(Entries from a dataset)
================================
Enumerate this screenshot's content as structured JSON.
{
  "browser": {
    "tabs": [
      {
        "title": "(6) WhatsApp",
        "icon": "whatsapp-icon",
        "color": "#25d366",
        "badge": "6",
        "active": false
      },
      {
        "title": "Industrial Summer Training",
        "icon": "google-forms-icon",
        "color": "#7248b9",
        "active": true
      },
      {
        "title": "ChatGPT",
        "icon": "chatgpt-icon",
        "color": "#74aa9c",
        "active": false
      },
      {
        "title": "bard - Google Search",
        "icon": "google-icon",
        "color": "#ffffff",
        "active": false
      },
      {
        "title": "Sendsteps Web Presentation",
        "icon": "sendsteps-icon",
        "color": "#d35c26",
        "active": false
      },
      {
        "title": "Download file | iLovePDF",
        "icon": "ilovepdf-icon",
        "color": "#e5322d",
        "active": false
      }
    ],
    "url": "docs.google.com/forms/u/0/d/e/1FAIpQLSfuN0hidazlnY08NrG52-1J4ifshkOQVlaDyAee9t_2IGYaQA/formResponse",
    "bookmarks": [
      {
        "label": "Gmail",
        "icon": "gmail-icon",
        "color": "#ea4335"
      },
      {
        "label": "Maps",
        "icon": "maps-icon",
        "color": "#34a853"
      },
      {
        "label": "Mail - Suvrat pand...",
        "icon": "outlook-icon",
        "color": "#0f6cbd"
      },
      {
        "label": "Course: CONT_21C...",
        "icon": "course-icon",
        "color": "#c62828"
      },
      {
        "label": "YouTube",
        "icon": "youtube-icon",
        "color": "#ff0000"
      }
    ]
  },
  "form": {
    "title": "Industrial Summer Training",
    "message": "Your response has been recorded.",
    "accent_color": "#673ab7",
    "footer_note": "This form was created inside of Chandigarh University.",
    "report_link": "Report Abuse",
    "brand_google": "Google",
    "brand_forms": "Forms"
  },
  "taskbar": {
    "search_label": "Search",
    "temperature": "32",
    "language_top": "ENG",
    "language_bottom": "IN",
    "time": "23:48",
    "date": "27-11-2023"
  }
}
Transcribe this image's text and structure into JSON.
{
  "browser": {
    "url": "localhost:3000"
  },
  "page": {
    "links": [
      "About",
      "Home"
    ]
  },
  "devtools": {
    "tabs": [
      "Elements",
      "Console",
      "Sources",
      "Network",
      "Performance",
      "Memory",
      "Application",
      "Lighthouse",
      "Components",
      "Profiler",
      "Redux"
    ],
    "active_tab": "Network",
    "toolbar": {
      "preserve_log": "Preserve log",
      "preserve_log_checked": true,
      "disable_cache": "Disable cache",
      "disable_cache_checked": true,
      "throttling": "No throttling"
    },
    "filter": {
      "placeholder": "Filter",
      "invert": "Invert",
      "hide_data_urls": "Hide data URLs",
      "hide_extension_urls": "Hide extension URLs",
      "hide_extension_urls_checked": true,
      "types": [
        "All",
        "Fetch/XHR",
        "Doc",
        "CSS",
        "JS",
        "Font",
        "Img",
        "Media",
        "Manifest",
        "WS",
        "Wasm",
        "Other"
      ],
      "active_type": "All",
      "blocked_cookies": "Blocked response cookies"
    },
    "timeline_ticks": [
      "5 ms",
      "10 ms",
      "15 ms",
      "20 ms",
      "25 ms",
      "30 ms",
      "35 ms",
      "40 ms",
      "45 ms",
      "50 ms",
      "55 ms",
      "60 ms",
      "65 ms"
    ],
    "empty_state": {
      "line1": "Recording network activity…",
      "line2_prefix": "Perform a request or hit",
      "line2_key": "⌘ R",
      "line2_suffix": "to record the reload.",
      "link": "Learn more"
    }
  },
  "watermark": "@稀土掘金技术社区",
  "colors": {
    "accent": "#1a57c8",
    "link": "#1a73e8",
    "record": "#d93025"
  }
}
================================
◆ **PROBLEM DETAILS**
Copy each line from the records above that includes the string "Search".

◆ **SOLUTION TO THIS EXERCISE**
        "title": "bard - Google Search",
    "search_label": "Search",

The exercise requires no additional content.